Extract the text of each entry below exactly, leaving every image behind.

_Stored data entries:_

_ _ _ _ _ _ _

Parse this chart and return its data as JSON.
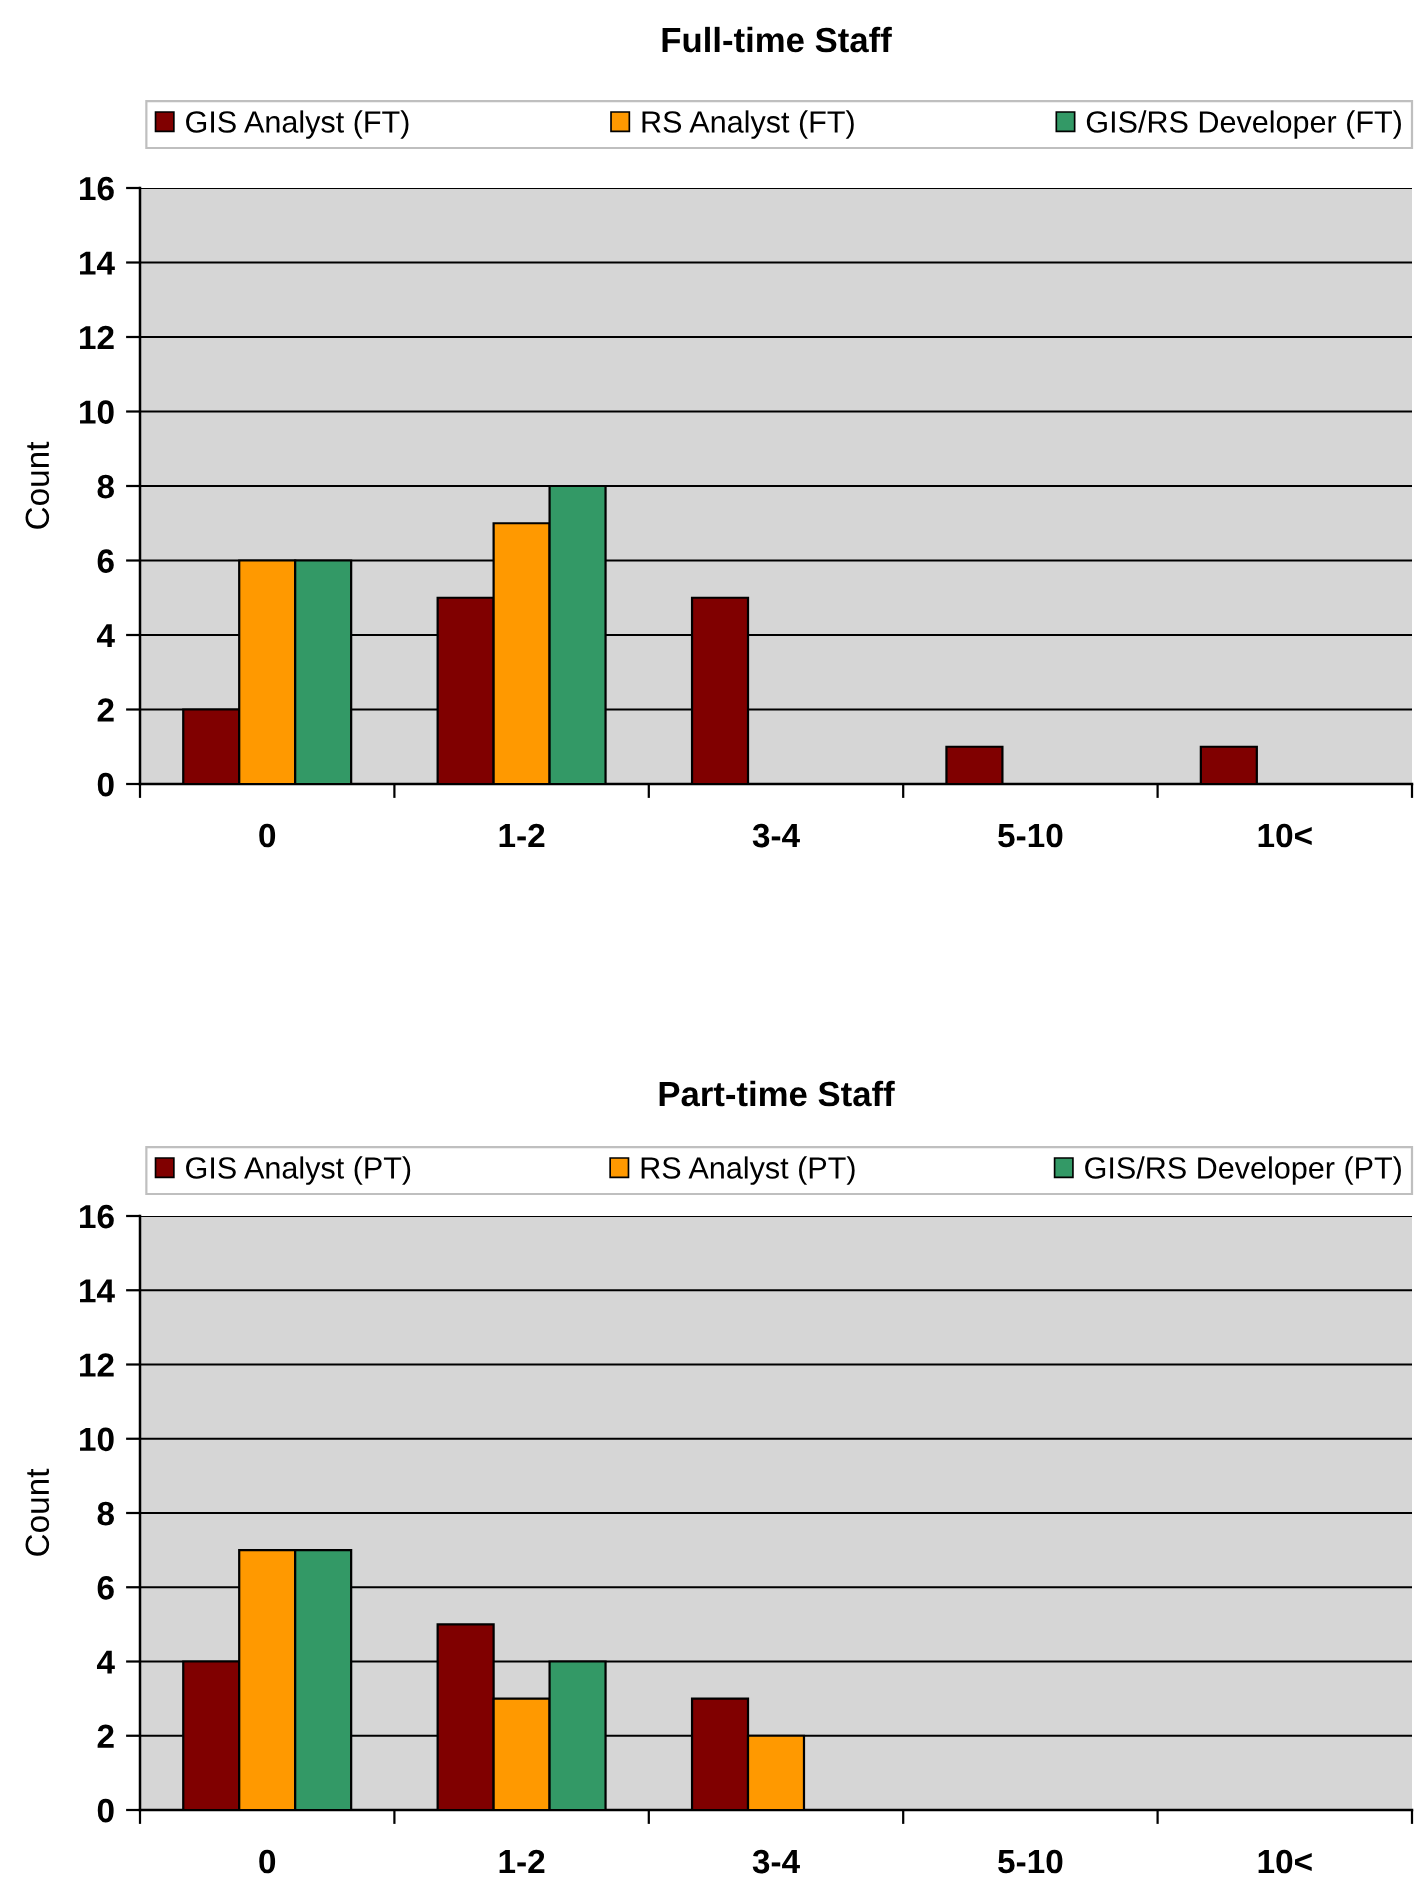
{
  "chart_data": [
    {
      "type": "bar",
      "title": "Full-time Staff",
      "ylabel": "Count",
      "categories": [
        "0",
        "1-2",
        "3-4",
        "5-10",
        "10<"
      ],
      "series": [
        {
          "name": "GIS Analyst (FT)",
          "color": "#800000",
          "values": [
            2,
            5,
            5,
            1,
            1
          ]
        },
        {
          "name": "RS Analyst (FT)",
          "color": "#ff9900",
          "values": [
            6,
            7,
            null,
            null,
            null
          ]
        },
        {
          "name": "GIS/RS Developer (FT)",
          "color": "#339966",
          "values": [
            6,
            8,
            null,
            null,
            null
          ]
        }
      ],
      "ylim": [
        0,
        16
      ],
      "yticks": [
        0,
        2,
        4,
        6,
        8,
        10,
        12,
        14,
        16
      ],
      "grid": "y",
      "legend": "top"
    },
    {
      "type": "bar",
      "title": "Part-time Staff",
      "ylabel": "Count",
      "categories": [
        "0",
        "1-2",
        "3-4",
        "5-10",
        "10<"
      ],
      "series": [
        {
          "name": "GIS Analyst (PT)",
          "color": "#800000",
          "values": [
            4,
            5,
            3,
            null,
            null
          ]
        },
        {
          "name": "RS Analyst (PT)",
          "color": "#ff9900",
          "values": [
            7,
            3,
            2,
            null,
            null
          ]
        },
        {
          "name": "GIS/RS Developer (PT)",
          "color": "#339966",
          "values": [
            7,
            4,
            null,
            null,
            null
          ]
        }
      ],
      "ylim": [
        0,
        16
      ],
      "yticks": [
        0,
        2,
        4,
        6,
        8,
        10,
        12,
        14,
        16
      ],
      "grid": "y",
      "legend": "top"
    }
  ]
}
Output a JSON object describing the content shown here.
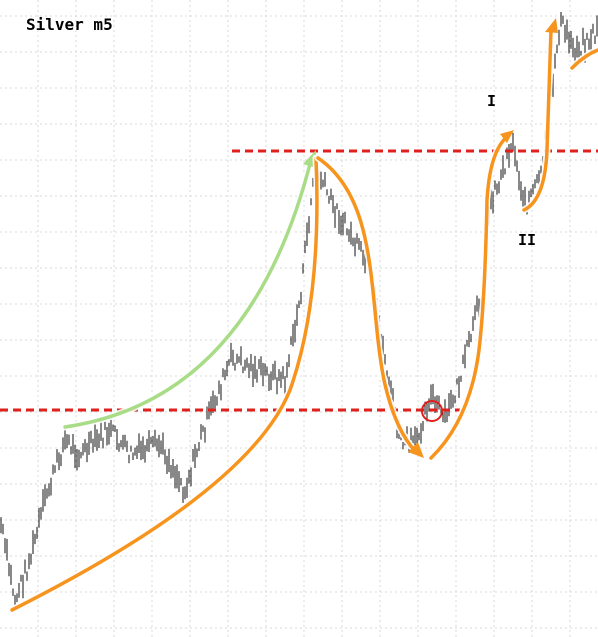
{
  "chart_data": {
    "type": "ohlc",
    "title": "Silver m5",
    "annotations": [
      {
        "text": "I"
      },
      {
        "text": "II"
      }
    ]
  }
}
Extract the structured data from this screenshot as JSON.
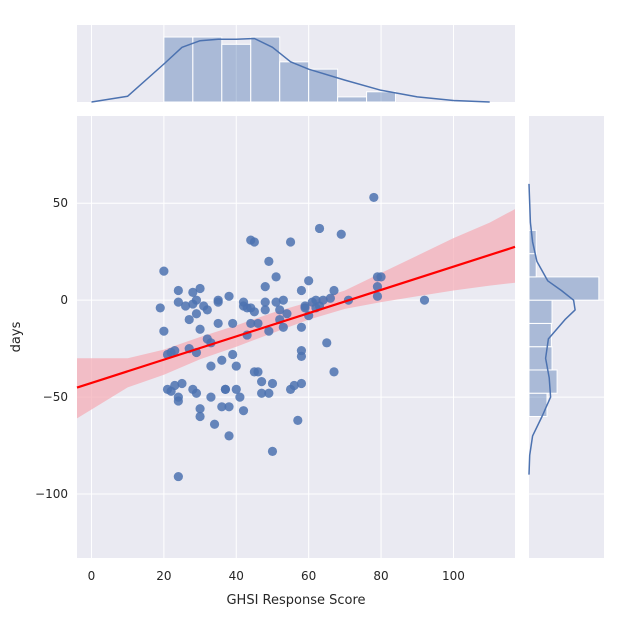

_ _ _ _ _ _ _

_Task response:_
Parse this chart and return its data as JSON.
{
  "chart_data": [
    {
      "type": "bar",
      "title": "Full-time Staff",
      "ylabel": "Count",
      "categories": [
        "0",
        "1-2",
        "3-4",
        "5-10",
        "10<"
      ],
      "series": [
        {
          "name": "GIS Analyst (FT)",
          "color": "#800000",
          "values": [
            2,
            5,
            5,
            1,
            1
          ]
        },
        {
          "name": "RS Analyst (FT)",
          "color": "#ff9900",
          "values": [
            6,
            7,
            null,
            null,
            null
          ]
        },
        {
          "name": "GIS/RS Developer (FT)",
          "color": "#339966",
          "values": [
            6,
            8,
            null,
            null,
            null
          ]
        }
      ],
      "ylim": [
        0,
        16
      ],
      "yticks": [
        0,
        2,
        4,
        6,
        8,
        10,
        12,
        14,
        16
      ],
      "grid": "y",
      "legend": "top"
    },
    {
      "type": "bar",
      "title": "Part-time Staff",
      "ylabel": "Count",
      "categories": [
        "0",
        "1-2",
        "3-4",
        "5-10",
        "10<"
      ],
      "series": [
        {
          "name": "GIS Analyst (PT)",
          "color": "#800000",
          "values": [
            4,
            5,
            3,
            null,
            null
          ]
        },
        {
          "name": "RS Analyst (PT)",
          "color": "#ff9900",
          "values": [
            7,
            3,
            2,
            null,
            null
          ]
        },
        {
          "name": "GIS/RS Developer (PT)",
          "color": "#339966",
          "values": [
            7,
            4,
            null,
            null,
            null
          ]
        }
      ],
      "ylim": [
        0,
        16
      ],
      "yticks": [
        0,
        2,
        4,
        6,
        8,
        10,
        12,
        14,
        16
      ],
      "grid": "y",
      "legend": "top"
    }
  ]
}
Output a JSON object describing the content shown here.
{
  "chart_data": {
    "type": "ohlc",
    "title": "Silver m5",
    "annotations": [
      {
        "text": "I"
      },
      {
        "text": "II"
      }
    ]
  }
}
Extract the structured data from this screenshot as JSON.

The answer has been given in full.